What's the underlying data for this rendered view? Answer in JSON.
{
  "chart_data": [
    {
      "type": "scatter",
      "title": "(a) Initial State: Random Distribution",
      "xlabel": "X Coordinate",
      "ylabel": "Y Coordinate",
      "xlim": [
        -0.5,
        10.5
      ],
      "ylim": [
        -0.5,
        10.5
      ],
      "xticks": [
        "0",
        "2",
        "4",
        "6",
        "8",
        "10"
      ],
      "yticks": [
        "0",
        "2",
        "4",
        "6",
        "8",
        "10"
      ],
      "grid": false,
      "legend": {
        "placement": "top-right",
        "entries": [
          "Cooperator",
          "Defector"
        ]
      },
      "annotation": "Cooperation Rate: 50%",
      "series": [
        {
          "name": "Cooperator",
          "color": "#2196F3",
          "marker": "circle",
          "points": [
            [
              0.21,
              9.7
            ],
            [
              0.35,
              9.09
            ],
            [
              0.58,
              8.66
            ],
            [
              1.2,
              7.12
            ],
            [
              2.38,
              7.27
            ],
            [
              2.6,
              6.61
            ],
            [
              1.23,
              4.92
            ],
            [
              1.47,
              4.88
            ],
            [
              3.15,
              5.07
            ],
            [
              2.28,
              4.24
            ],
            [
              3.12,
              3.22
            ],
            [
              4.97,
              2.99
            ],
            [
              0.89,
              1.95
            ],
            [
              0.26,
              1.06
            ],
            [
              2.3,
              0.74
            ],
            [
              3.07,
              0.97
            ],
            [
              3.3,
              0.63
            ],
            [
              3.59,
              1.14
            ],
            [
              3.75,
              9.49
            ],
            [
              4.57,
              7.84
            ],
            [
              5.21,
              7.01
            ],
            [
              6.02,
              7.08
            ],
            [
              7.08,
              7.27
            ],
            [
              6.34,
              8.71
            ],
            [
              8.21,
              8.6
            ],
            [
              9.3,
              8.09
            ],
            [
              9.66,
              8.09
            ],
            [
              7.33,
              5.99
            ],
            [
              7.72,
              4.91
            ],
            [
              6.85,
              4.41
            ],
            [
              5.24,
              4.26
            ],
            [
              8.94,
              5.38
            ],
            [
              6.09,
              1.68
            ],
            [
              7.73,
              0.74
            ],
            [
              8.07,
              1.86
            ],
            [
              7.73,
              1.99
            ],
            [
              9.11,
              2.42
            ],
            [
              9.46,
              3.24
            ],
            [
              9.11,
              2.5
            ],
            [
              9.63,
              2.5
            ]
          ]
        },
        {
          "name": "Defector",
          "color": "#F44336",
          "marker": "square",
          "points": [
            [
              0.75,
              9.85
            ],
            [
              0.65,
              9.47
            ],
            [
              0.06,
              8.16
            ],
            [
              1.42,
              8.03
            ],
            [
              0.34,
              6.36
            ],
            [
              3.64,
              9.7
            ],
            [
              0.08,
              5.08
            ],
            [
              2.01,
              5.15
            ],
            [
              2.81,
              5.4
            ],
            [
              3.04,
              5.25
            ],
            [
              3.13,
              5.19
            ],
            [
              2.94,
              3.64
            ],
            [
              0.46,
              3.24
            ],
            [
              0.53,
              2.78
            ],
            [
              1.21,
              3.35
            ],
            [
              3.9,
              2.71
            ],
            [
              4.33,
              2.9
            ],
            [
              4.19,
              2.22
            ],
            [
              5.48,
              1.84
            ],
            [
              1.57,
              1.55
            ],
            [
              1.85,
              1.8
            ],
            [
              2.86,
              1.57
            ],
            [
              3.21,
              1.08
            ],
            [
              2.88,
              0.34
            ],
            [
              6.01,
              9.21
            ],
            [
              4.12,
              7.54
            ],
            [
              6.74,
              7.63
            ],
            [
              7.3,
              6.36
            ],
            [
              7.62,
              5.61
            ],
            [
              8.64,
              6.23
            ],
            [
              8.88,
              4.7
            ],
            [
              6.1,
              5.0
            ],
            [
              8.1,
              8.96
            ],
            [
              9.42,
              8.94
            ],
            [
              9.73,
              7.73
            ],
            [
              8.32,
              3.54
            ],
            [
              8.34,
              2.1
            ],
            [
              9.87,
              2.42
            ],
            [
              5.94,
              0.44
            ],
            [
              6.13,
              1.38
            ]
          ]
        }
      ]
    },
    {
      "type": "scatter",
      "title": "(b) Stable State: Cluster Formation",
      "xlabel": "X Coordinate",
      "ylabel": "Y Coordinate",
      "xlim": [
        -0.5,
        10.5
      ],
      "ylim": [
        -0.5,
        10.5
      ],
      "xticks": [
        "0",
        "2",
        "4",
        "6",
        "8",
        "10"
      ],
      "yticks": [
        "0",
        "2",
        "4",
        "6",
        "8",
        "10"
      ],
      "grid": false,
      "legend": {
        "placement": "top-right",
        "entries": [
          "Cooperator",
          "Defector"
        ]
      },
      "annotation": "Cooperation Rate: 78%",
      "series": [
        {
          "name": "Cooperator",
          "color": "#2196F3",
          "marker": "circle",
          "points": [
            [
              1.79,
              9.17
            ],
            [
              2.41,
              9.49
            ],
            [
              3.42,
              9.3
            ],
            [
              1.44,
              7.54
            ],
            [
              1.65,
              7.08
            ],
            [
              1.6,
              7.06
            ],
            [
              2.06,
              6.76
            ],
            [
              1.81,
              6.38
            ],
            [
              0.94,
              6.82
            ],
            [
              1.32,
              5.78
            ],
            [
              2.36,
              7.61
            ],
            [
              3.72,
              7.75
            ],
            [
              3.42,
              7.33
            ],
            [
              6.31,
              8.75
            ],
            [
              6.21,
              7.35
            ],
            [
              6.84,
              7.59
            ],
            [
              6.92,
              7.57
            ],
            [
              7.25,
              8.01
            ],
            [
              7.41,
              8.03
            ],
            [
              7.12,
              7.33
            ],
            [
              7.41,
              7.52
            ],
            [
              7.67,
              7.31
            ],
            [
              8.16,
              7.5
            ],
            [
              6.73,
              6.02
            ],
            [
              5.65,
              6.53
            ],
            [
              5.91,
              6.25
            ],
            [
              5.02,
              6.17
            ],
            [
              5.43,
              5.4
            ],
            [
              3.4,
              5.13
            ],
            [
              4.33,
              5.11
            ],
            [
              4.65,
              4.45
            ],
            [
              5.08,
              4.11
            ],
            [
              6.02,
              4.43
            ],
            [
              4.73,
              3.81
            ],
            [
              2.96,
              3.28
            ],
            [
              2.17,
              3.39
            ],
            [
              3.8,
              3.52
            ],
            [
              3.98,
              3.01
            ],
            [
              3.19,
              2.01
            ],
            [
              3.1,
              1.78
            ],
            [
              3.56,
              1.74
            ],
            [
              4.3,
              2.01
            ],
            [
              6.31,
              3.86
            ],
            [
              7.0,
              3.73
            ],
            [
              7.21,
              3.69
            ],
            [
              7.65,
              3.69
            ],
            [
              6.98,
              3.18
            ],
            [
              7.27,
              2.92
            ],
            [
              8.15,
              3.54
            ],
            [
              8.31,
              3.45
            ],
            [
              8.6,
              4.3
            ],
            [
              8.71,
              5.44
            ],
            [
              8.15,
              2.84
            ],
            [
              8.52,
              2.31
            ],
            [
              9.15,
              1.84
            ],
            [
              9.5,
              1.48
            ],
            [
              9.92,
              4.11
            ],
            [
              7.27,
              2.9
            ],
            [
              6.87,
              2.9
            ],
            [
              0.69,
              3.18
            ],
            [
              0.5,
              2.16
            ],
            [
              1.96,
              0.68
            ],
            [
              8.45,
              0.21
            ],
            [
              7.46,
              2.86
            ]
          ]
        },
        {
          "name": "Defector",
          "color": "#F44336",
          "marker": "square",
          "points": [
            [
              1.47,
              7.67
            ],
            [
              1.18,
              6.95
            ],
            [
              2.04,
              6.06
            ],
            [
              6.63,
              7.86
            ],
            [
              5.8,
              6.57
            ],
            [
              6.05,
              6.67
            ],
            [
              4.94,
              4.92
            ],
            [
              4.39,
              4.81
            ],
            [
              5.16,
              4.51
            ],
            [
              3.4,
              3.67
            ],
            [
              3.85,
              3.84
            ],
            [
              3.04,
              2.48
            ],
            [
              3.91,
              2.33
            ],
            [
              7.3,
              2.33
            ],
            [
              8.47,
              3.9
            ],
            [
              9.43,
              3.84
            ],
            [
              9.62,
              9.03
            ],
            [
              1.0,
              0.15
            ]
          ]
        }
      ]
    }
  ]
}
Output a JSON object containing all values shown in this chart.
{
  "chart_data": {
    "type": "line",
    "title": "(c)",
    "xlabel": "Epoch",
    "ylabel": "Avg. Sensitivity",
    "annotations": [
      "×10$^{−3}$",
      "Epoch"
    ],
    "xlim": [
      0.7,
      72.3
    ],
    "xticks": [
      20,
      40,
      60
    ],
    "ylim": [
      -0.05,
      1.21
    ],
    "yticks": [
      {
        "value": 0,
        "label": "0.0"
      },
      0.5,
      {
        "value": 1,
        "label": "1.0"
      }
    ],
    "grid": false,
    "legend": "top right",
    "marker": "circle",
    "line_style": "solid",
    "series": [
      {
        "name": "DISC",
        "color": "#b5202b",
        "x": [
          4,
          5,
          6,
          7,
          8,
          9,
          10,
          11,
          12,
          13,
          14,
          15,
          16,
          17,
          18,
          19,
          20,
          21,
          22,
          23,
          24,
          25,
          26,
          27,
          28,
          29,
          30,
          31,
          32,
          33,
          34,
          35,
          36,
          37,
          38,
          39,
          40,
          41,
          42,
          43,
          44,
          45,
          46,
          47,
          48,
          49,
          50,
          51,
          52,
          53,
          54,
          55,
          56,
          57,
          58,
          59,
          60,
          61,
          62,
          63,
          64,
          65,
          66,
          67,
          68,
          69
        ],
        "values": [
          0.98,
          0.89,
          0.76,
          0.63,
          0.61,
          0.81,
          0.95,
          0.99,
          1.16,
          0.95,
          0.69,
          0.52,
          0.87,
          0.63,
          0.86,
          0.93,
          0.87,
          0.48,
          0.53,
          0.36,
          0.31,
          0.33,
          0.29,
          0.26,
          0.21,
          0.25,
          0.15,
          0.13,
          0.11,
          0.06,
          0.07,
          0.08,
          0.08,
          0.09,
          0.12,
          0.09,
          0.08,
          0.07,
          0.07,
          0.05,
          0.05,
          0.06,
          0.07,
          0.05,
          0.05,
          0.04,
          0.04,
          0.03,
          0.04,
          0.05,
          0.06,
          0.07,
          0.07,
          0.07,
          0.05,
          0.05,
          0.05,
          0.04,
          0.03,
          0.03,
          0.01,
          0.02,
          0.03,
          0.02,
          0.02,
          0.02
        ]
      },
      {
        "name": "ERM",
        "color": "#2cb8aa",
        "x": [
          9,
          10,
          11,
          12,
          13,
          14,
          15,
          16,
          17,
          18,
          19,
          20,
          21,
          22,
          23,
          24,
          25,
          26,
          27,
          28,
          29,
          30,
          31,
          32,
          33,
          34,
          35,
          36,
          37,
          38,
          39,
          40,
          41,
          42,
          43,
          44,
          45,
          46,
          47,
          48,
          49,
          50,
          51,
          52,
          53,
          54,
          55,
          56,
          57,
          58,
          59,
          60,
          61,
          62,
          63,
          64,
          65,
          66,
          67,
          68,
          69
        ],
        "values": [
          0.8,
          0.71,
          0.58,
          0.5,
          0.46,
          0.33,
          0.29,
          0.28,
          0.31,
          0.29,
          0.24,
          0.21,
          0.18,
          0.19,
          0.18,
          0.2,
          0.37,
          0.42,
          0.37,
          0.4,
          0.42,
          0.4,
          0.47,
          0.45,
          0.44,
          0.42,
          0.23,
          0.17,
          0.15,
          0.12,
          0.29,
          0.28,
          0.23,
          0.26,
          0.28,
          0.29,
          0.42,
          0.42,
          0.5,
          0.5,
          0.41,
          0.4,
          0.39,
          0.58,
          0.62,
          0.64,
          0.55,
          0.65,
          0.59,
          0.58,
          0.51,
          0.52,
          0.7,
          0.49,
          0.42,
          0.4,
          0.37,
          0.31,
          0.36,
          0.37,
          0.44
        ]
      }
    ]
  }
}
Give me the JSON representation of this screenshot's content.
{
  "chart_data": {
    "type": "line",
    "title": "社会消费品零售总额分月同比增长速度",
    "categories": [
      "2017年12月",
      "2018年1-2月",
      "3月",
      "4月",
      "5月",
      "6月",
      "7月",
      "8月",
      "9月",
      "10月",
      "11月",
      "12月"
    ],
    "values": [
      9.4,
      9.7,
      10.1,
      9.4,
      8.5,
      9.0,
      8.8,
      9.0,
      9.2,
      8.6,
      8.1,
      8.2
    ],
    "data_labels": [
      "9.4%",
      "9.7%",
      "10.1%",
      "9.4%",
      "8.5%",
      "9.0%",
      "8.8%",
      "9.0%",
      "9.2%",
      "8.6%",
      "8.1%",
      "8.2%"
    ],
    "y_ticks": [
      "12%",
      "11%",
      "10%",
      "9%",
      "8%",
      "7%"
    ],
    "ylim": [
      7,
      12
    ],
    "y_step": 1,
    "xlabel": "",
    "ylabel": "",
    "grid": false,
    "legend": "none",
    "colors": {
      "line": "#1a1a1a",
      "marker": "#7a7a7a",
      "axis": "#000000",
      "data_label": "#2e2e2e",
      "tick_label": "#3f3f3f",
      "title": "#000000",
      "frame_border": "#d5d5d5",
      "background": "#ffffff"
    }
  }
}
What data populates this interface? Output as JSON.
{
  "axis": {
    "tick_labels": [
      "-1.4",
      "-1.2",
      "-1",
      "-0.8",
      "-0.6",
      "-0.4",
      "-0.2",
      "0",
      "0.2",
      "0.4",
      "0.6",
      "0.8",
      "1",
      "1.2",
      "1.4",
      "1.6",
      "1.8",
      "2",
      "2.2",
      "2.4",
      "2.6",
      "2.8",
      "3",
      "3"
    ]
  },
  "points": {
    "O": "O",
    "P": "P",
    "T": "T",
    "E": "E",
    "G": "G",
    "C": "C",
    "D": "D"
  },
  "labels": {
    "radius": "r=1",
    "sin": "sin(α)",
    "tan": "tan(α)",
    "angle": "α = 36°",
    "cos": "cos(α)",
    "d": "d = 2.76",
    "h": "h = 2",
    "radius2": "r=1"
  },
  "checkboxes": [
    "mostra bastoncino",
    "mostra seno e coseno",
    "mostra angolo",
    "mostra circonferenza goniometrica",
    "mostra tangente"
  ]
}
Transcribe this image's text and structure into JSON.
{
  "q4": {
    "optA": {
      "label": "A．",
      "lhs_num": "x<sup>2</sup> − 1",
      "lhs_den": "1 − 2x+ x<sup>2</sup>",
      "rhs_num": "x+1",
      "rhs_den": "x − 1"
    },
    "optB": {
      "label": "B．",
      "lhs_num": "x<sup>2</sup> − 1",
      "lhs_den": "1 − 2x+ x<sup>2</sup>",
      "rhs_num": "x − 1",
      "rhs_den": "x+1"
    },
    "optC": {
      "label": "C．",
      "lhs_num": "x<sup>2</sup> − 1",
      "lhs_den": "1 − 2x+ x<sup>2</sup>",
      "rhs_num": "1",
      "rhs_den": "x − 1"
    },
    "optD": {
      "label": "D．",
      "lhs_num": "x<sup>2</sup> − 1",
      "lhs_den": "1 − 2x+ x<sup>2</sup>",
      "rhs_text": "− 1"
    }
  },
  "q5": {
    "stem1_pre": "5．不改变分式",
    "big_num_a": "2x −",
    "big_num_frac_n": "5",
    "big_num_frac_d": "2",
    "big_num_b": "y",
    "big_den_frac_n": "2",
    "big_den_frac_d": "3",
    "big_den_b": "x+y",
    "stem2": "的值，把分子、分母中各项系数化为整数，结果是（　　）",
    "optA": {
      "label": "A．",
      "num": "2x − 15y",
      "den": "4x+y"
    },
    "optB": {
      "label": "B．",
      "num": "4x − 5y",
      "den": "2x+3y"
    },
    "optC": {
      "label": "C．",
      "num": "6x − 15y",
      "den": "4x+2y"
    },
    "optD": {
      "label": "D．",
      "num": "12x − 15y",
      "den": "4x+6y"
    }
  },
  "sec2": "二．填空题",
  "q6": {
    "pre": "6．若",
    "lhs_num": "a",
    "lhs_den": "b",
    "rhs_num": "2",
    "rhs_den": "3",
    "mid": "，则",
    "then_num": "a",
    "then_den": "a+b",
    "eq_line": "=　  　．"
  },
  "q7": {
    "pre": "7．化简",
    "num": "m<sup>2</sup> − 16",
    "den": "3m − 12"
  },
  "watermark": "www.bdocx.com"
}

JOB — Set down exactly what runs from the line with "Transcribe this image's" to the last line of the data above, including both of those lines and no others.

SOLUTION TO THE PROBLEM —
Transcribe this image's text and structure into JSON.
{
  "q4": {
    "optA": {
      "label": "A．",
      "lhs_num": "x<sup>2</sup> − 1",
      "lhs_den": "1 − 2x+ x<sup>2</sup>",
      "rhs_num": "x+1",
      "rhs_den": "x − 1"
    },
    "optB": {
      "label": "B．",
      "lhs_num": "x<sup>2</sup> − 1",
      "lhs_den": "1 − 2x+ x<sup>2</sup>",
      "rhs_num": "x − 1",
      "rhs_den": "x+1"
    },
    "optC": {
      "label": "C．",
      "lhs_num": "x<sup>2</sup> − 1",
      "lhs_den": "1 − 2x+ x<sup>2</sup>",
      "rhs_num": "1",
      "rhs_den": "x − 1"
    },
    "optD": {
      "label": "D．",
      "lhs_num": "x<sup>2</sup> − 1",
      "lhs_den": "1 − 2x+ x<sup>2</sup>",
      "rhs_text": "− 1"
    }
  },
  "q5": {
    "stem1_pre": "5．不改变分式",
    "big_num_a": "2x −",
    "big_num_frac_n": "5",
    "big_num_frac_d": "2",
    "big_num_b": "y",
    "big_den_frac_n": "2",
    "big_den_frac_d": "3",
    "big_den_b": "x+y",
    "stem2": "的值，把分子、分母中各项系数化为整数，结果是（　　）",
    "optA": {
      "label": "A．",
      "num": "2x − 15y",
      "den": "4x+y"
    },
    "optB": {
      "label": "B．",
      "num": "4x − 5y",
      "den": "2x+3y"
    },
    "optC": {
      "label": "C．",
      "num": "6x − 15y",
      "den": "4x+2y"
    },
    "optD": {
      "label": "D．",
      "num": "12x − 15y",
      "den": "4x+6y"
    }
  },
  "sec2": "二．填空题",
  "q6": {
    "pre": "6．若",
    "lhs_num": "a",
    "lhs_den": "b",
    "rhs_num": "2",
    "rhs_den": "3",
    "mid": "，则",
    "then_num": "a",
    "then_den": "a+b",
    "eq_line": "=　  　．"
  },
  "q7": {
    "pre": "7．化简",
    "num": "m<sup>2</sup> − 16",
    "den": "3m − 12"
  },
  "watermark": "www.bdocx.com"
}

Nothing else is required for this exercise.